### Data records

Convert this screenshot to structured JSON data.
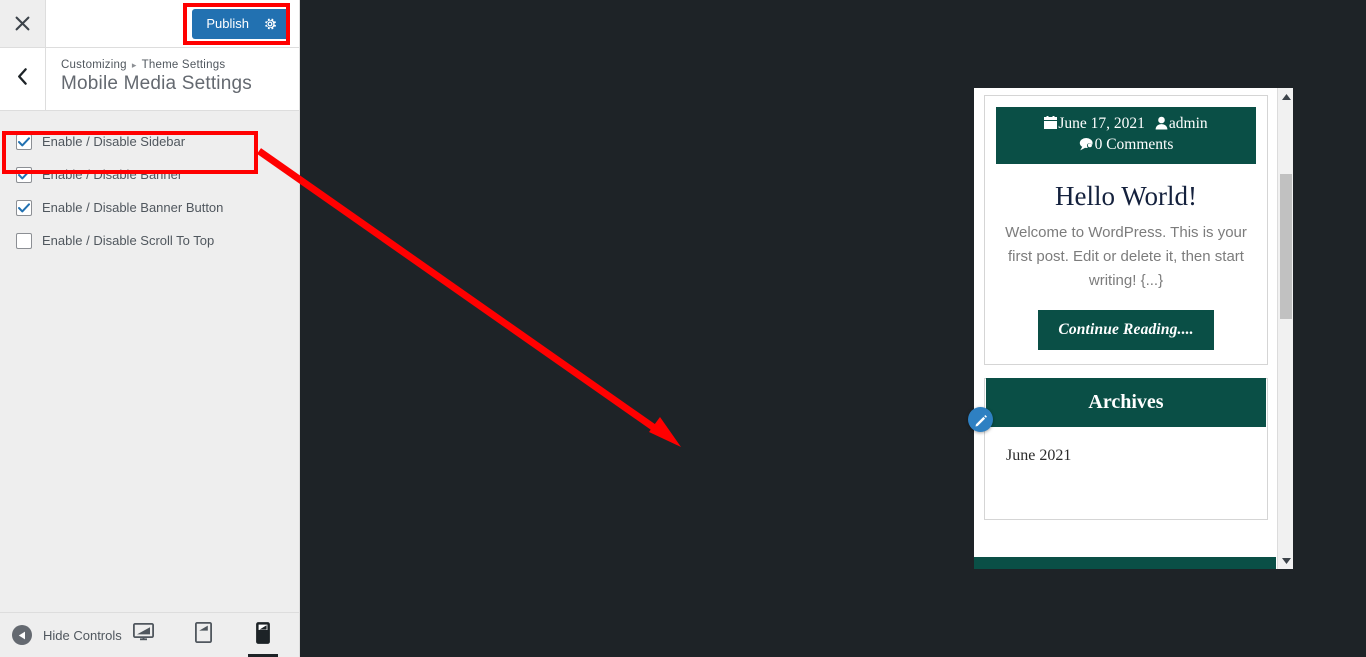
{
  "colors": {
    "accent_blue": "#2271b1",
    "annotation_red": "#ff0000",
    "theme_teal": "#0a4f46",
    "preview_bg": "#1e2327",
    "panel_bg": "#eee"
  },
  "header": {
    "close_icon": "close-x-icon",
    "publish_label": "Publish",
    "publish_gear_icon": "gear-icon"
  },
  "breadcrumb": {
    "back_icon": "chevron-left-icon",
    "root": "Customizing",
    "separator": "▸",
    "section": "Theme Settings",
    "title": "Mobile Media Settings"
  },
  "controls": [
    {
      "label": "Enable / Disable Sidebar",
      "checked": true
    },
    {
      "label": "Enable / Disable Banner",
      "checked": true
    },
    {
      "label": "Enable / Disable Banner Button",
      "checked": true
    },
    {
      "label": "Enable / Disable Scroll To Top",
      "checked": false
    }
  ],
  "footer": {
    "hide_controls_label": "Hide Controls",
    "collapse_icon": "collapse-left-icon",
    "devices": [
      {
        "name": "desktop",
        "icon": "desktop-icon",
        "active": false
      },
      {
        "name": "tablet",
        "icon": "tablet-icon",
        "active": false
      },
      {
        "name": "mobile",
        "icon": "mobile-icon",
        "active": true
      }
    ]
  },
  "preview": {
    "post": {
      "date_icon": "calendar-icon",
      "date": "June 17, 2021",
      "author_icon": "user-icon",
      "author": "admin",
      "comments_icon": "comment-icon",
      "comments": "0 Comments",
      "title": "Hello World!",
      "excerpt": "Welcome to WordPress. This is your first post. Edit or delete it, then start writing! {...}",
      "read_more": "Continue Reading...."
    },
    "widget": {
      "title": "Archives",
      "items": [
        "June 2021"
      ]
    },
    "edit_shortcut_icon": "pencil-edit-icon",
    "scrollbar": {
      "up_icon": "scroll-up-arrow-icon",
      "down_icon": "scroll-down-arrow-icon"
    }
  },
  "annotations": {
    "highlight_publish": "red-rectangle-publish",
    "highlight_sidebar_control": "red-rectangle-sidebar-control",
    "arrow": "red-arrow-sidebar-to-archives"
  }
}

### What needs to be done
Copy the listing word for word, excluding its pictures.

### Task output
Convert this screenshot to structured JSON data.
{
  "colors": {
    "accent_blue": "#2271b1",
    "annotation_red": "#ff0000",
    "theme_teal": "#0a4f46",
    "preview_bg": "#1e2327",
    "panel_bg": "#eee"
  },
  "header": {
    "close_icon": "close-x-icon",
    "publish_label": "Publish",
    "publish_gear_icon": "gear-icon"
  },
  "breadcrumb": {
    "back_icon": "chevron-left-icon",
    "root": "Customizing",
    "separator": "▸",
    "section": "Theme Settings",
    "title": "Mobile Media Settings"
  },
  "controls": [
    {
      "label": "Enable / Disable Sidebar",
      "checked": true
    },
    {
      "label": "Enable / Disable Banner",
      "checked": true
    },
    {
      "label": "Enable / Disable Banner Button",
      "checked": true
    },
    {
      "label": "Enable / Disable Scroll To Top",
      "checked": false
    }
  ],
  "footer": {
    "hide_controls_label": "Hide Controls",
    "collapse_icon": "collapse-left-icon",
    "devices": [
      {
        "name": "desktop",
        "icon": "desktop-icon",
        "active": false
      },
      {
        "name": "tablet",
        "icon": "tablet-icon",
        "active": false
      },
      {
        "name": "mobile",
        "icon": "mobile-icon",
        "active": true
      }
    ]
  },
  "preview": {
    "post": {
      "date_icon": "calendar-icon",
      "date": "June 17, 2021",
      "author_icon": "user-icon",
      "author": "admin",
      "comments_icon": "comment-icon",
      "comments": "0 Comments",
      "title": "Hello World!",
      "excerpt": "Welcome to WordPress. This is your first post. Edit or delete it, then start writing! {...}",
      "read_more": "Continue Reading...."
    },
    "widget": {
      "title": "Archives",
      "items": [
        "June 2021"
      ]
    },
    "edit_shortcut_icon": "pencil-edit-icon",
    "scrollbar": {
      "up_icon": "scroll-up-arrow-icon",
      "down_icon": "scroll-down-arrow-icon"
    }
  },
  "annotations": {
    "highlight_publish": "red-rectangle-publish",
    "highlight_sidebar_control": "red-rectangle-sidebar-control",
    "arrow": "red-arrow-sidebar-to-archives"
  }
}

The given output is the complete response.